WHAT TO PRODUCE: Answer with a single number: the count of lines that include the string "series".
--- START ---
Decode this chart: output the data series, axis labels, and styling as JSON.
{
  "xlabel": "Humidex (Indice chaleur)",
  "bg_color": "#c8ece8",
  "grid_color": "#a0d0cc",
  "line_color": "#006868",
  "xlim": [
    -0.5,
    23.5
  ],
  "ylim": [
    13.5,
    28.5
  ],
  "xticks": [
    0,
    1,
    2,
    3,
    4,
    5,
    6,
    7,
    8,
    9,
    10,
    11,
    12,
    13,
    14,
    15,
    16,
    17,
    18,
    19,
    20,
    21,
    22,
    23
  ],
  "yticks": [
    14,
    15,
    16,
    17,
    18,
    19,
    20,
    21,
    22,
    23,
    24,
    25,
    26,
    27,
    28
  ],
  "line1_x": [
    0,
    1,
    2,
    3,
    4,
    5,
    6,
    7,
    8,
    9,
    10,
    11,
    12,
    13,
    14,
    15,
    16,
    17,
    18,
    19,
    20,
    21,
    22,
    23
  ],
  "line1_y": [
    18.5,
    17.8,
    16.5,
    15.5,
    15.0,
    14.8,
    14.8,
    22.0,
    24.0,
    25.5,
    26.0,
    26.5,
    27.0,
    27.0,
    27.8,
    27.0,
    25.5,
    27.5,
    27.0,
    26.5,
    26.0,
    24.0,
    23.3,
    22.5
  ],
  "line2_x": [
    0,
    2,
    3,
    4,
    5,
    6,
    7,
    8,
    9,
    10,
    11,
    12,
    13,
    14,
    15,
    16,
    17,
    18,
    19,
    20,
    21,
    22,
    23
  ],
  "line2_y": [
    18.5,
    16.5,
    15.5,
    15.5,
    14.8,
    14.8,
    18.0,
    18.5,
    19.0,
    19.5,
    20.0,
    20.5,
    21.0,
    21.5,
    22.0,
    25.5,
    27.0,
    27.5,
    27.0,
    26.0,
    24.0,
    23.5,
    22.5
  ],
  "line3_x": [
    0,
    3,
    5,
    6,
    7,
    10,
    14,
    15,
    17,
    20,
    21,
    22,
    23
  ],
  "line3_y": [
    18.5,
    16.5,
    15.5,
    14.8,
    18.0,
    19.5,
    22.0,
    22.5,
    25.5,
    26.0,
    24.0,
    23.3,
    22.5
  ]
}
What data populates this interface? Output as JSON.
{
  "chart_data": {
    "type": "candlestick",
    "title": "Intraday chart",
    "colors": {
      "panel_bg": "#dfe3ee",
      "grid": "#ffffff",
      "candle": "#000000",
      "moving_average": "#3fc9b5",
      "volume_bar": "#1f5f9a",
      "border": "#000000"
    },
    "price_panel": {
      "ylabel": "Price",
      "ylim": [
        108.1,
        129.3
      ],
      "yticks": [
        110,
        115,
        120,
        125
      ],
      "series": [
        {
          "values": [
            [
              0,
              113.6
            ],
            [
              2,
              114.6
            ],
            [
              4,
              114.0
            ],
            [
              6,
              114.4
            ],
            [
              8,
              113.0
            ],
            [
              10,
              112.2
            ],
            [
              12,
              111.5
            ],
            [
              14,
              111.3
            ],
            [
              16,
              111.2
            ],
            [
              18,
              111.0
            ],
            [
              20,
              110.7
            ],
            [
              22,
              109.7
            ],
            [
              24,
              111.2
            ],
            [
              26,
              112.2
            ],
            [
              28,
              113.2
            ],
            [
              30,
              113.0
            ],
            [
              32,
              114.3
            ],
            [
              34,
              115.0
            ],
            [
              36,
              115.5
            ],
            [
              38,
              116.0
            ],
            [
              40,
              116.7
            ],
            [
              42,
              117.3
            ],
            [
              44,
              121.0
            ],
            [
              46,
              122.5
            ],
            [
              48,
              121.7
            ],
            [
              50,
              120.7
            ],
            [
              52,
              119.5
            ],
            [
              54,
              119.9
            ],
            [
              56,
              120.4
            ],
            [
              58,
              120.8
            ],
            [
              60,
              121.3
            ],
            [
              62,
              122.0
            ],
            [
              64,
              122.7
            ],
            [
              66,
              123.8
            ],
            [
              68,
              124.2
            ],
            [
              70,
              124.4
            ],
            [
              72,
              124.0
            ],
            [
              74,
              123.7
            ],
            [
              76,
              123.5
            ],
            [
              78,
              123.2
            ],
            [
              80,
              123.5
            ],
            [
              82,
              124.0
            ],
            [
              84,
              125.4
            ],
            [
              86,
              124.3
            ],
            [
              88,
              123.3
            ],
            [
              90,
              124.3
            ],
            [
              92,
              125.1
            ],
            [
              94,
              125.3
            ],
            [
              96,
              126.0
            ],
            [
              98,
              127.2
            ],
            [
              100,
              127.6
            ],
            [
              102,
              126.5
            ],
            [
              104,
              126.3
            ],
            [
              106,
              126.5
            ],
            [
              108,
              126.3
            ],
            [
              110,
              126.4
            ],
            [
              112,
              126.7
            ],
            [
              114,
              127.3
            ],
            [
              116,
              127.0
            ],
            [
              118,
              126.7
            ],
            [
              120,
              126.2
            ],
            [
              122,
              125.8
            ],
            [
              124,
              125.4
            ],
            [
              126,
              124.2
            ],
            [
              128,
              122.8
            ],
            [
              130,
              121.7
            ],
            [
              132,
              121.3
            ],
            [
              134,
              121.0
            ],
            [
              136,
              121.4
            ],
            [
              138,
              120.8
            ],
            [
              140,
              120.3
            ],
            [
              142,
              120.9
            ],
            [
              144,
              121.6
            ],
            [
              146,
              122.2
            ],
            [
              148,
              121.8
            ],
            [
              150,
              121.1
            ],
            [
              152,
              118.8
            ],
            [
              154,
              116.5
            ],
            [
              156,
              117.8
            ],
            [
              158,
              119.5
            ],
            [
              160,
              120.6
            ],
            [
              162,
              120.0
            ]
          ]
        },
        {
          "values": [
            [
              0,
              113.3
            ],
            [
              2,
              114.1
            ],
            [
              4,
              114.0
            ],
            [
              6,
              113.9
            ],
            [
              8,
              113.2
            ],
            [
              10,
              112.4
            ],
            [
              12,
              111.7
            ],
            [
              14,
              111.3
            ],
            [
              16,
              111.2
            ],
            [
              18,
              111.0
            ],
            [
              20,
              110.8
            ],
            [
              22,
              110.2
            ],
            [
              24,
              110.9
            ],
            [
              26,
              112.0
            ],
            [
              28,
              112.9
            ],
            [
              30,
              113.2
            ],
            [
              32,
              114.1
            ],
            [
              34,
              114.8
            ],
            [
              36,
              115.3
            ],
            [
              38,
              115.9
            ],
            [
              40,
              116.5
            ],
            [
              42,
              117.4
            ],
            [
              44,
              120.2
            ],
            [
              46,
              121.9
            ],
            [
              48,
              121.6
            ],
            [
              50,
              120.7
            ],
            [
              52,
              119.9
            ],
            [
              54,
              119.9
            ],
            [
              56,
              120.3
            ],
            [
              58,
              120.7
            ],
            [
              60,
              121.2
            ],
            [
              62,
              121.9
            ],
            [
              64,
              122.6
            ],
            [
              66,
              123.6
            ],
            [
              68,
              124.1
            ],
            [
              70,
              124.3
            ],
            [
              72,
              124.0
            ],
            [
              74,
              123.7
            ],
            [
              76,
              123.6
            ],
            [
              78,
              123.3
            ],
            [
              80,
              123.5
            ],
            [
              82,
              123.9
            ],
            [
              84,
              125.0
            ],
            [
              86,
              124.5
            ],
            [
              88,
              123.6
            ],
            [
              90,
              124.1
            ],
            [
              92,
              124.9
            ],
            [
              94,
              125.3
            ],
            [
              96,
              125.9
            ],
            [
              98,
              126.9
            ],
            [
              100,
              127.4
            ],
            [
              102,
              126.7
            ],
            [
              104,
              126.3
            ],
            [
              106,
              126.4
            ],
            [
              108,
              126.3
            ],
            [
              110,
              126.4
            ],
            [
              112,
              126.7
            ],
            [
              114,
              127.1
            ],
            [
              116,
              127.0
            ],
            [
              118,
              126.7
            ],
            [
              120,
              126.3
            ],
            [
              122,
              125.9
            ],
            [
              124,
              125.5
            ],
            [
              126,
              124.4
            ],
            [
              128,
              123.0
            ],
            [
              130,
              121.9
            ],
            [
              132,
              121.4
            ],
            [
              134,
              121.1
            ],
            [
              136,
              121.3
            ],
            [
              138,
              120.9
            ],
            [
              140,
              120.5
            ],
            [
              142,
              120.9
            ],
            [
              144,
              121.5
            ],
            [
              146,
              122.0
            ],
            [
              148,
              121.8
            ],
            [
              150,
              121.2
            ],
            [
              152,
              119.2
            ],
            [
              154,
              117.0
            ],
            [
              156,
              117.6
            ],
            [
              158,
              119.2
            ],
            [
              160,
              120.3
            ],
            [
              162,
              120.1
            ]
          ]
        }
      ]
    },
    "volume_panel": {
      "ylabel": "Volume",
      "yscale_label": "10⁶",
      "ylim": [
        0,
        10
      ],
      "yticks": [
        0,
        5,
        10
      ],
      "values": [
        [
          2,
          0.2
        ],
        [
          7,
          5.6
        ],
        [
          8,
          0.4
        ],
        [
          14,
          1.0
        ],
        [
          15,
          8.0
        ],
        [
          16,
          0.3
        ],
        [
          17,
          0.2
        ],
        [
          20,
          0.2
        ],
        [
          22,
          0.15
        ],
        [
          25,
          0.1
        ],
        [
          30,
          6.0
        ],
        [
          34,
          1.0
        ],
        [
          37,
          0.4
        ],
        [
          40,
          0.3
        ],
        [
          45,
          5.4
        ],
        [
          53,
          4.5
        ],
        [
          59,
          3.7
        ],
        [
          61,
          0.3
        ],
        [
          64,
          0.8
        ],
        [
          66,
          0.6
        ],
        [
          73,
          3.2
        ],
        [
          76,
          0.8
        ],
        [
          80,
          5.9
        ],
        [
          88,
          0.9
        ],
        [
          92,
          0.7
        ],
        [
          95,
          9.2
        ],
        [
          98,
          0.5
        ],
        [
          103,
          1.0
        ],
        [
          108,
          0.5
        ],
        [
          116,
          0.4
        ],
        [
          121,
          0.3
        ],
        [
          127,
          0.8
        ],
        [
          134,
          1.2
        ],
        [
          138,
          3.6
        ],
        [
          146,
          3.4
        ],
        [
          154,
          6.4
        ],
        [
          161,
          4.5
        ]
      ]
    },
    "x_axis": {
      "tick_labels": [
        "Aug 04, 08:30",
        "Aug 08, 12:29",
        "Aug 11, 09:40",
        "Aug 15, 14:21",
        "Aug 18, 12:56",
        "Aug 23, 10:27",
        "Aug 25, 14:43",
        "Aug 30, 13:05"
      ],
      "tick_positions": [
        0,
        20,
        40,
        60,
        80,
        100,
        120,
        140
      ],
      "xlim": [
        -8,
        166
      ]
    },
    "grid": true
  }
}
--- END ---
CORRECT OUTPUT: 2